# start of Passage
4.2.2.1 Controls on decomposition

The overriding control on the decomposition rate of plant residues in tropical grasslands and savannas is water availability. The chemical composition of the litter, and to a lesser extent its physical structure, control its decay rate during the periods when it is moist. The chemical composition of woody plant leaf litter is significantly different from that of grass litter: tree litter typically has a higher content of nitrogen, lignin and secondary compounds (Scholes and Walker 1993). The chemistry of savanna tree litters also varies substantially between trees growing on fertile soils and those growing on infertile soils (Scholes and Walker 1993). Leaves from the latter group are heavily defended with secondary chemicals, and can take several years to decompose in the field. Grass litter decomposes faster than tree litter provided it is in contact with the soil surface; however grass litter frequently remains attached to the plant, where it decays gradually until burned, grazed or trampled.

The lignin:nitrogen indices which have been useful in predicting litter decay rates in temperate regions frequently fail when applied in the tropics (e.g. Palm and Sanchez 1990). The main reason appears to be the high content of secondary plant compounds, such as tannins and other phenolics, in the litter. It is suggested that warm temperatures, which favour microbial attack, and the high incidence of mainly insect herbivory promote high concentrations of secondary chemicals in tropical plants. A low litter decay rate is a consequence of these defensive compounds, rather than the principal reason for their synthesis.

Soil fauna, notably termites and earthworms, process a large fraction of the dead organic matter in some locations and at some times, but in general only a small fraction ( < 5% ) of the ecosystem respiration results directly from detritivores (Lavelle et al. 1992; Scholes and Walker 1993). Their major impact is to move surface litter into the soil and fragment it, thereby speeding up decomposition and preventing them from being burned.

4.2.2.2 Fire

Even in annually burned savannas, a surprisingly small fraction (<20%) of the NPP ends up being consumed by fire (Scholes and Walker1993). In triennially burned savannas, this fraction decreases to about 5%. This is because a large part of the NPP is protected from fire, being underground or in the tree biomass, or having decayed in the interval between fires. Furthermore, most savanna fires are very patchy and incomplete, due to discontinuous fuel, dissected topography and variation of meteorological conditions between day and night. Some estimates of gaseous fluxes to the atmosphere from biomass burning in savannas are substantially too large, since they assume too large a fraction of the aboveground biomass is combusted, or they overestimate the fuel load or fire frequency (Menaut et al. 1991). About 40% of the total savanna area is too dry to accumulate substantial fuel loads except in high-rainfall years, or are too heavily grazed to burn fiercely.
# end of Passage
# start of Material
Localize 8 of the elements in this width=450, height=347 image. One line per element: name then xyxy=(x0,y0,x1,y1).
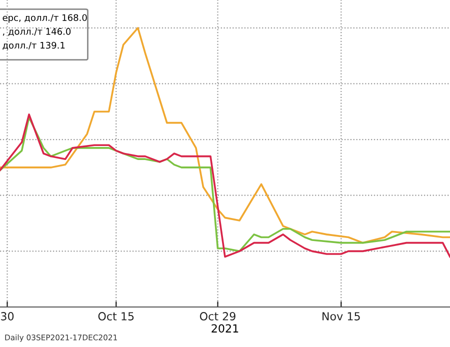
x-axis-title: 2021 xyxy=(212,324,238,333)
x-tick-label: Nov 15 xyxy=(322,312,360,320)
x-tick-label: Oct 29 xyxy=(200,312,236,320)
x-tick-label: 30 xyxy=(1,312,14,320)
text: ерс, долл./т 168.0 xyxy=(2,14,87,23)
annotation: долл./т 139.1 xyxy=(2,42,65,50)
x-tick-label: Oct 15 xyxy=(98,312,134,320)
annotation: , долл./т 146.0 xyxy=(2,28,71,36)
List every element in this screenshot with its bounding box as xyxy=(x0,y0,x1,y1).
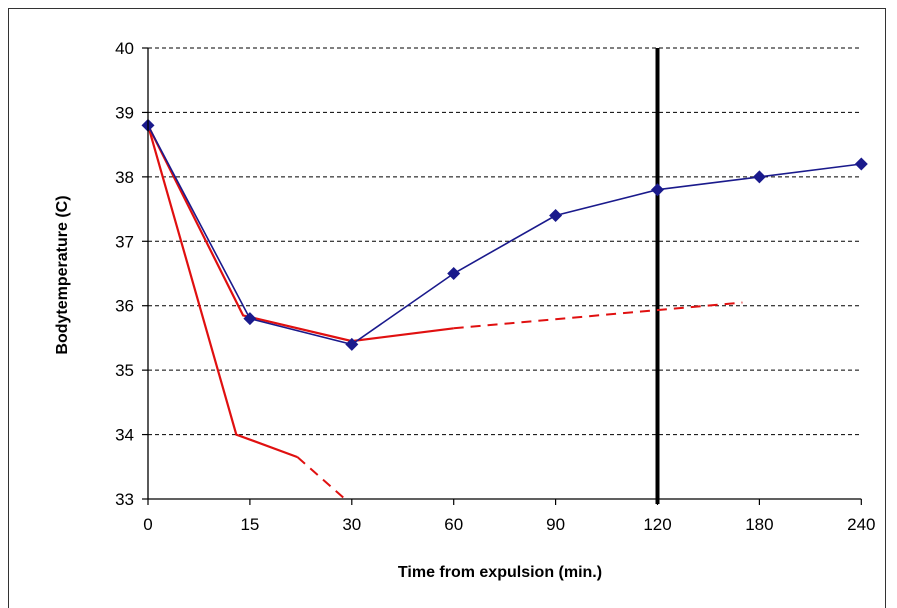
x-tick-label: 180 xyxy=(745,515,773,534)
chart-frame xyxy=(8,8,886,608)
y-tick-label: 34 xyxy=(115,426,134,445)
data-point-30 xyxy=(345,337,359,351)
gridlines xyxy=(148,47,862,436)
y-tick-label: 39 xyxy=(115,103,134,122)
data-point-90 xyxy=(549,209,563,223)
axes xyxy=(142,47,862,505)
data-point-15 xyxy=(243,312,257,326)
series-line xyxy=(147,124,862,346)
x-tick-label: 30 xyxy=(342,515,361,534)
curves xyxy=(146,124,743,500)
y-tick-label: 37 xyxy=(115,232,134,251)
y-axis-title: Bodytemperature (C) xyxy=(54,195,71,354)
x-axis-title: Time from expulsion (min.) xyxy=(398,564,602,581)
x-tick-label: 90 xyxy=(546,515,565,534)
red-curve-2-dashed xyxy=(296,456,346,500)
data-point-120 xyxy=(651,183,664,197)
y-tick-label: 35 xyxy=(115,361,134,380)
series xyxy=(141,118,868,351)
data-point-240 xyxy=(854,157,868,171)
x-tick-label: 240 xyxy=(847,515,875,534)
data-point-180 xyxy=(752,170,766,184)
x-tick-label: 15 xyxy=(240,515,259,534)
y-tick-label: 40 xyxy=(115,39,134,58)
red-curve-1-solid xyxy=(147,124,454,343)
data-point-60 xyxy=(447,267,461,280)
x-tick-label: 0 xyxy=(143,515,152,534)
x-tick-label: 60 xyxy=(444,515,463,534)
red-curve-1-dashed xyxy=(453,301,743,330)
y-tick-label: 38 xyxy=(115,168,134,187)
red-curve-2-solid xyxy=(146,124,298,459)
y-tick-label: 36 xyxy=(115,297,134,316)
tick-labels: 33 34 35 36 37 38 39 40 0 15 30 60 90 120 180 240 xyxy=(115,39,875,534)
x-tick-label: 120 xyxy=(643,515,671,534)
y-tick-label: 33 xyxy=(115,490,134,509)
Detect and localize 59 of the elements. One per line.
# end of Material
* _Tasks and exercises_
a - In the passage on savanna decomposition and fire, what is the overriding control on the decomposition rate of plant residues in tropical grasslands and savannas?
b - The passage on savanna decomposition and fire explains why most savanna fires are very patchy and incomplete. List every cause it gives.
c - Continue the passage on savanna decomposition and fire from its final sentence.

* _Answers provided_
a - Water availability.

b - Discontinuous fuel, dissected topography, and variation of meteorological conditions between day and night.

c -
Hao et al. (1990) estimate that 3.69 Pg DM is consumed annually by fires in savannas, of which 2.43 Pg is in Africa. This is close to the 2.52 Pg estimated by Delmas et al. (1991) for African savannas, but both are probably overestimates. Hao et al. (1990) base their calculation on a mean fuel load of 6.6 Mg ha-1, a burn efficiency of 83%, and an annual area burned in Africa of about 450 million ha ( out of 1000 million ha of African savannas). Delmas et al. (1991) estimate an area burned of 470 million ha, a burning efficiency of 80% and a mean fuel load of 6.1 Mg ha-1. These estimates translate to an average of l12 g C m-2 yr-1, or 1.68 Pg C for all the savannas, using the Hao et al. (1990) estimate of global savanna area (15 million km2). Menaut et al. (1991) provide a more resolved calculation for West Africa, in which the different types of savannas, fuel loads and fire frequencies are taken into account. For an area of 2.27 million km2, they estimate an annual emission of 123 Tg C. This works out to only 54 g C m-2 yr-1.

Seiler and Crutzen (1980) calculated that vegetation burning in savannas amounts to 1.19 Pg DM yr-1, or 17% of the global total for all forms of biomass burning. Hao et al. ( 1990) estimated 3.69 Pg D M yr-1, or 59% of all biomass burning calculated by their method. We estimate that the true emission from savanna burning is somewhere between 1.94 Pg DM yr-1 (0.87 Pg C yr-1), derived from an extrapolation of the Menaut et al. (1991) rate using our savanna extent estimate, and 3.69 Pg DM yr-1 (1.66 Pg C yr-1) taken from Hao et al. (1990). Even allowing for some overestimation, fire in tropical grasslands and savannas (particularly in Africa) remains an important global source of CO, CH4, N2O, NOx and tropospheric O3.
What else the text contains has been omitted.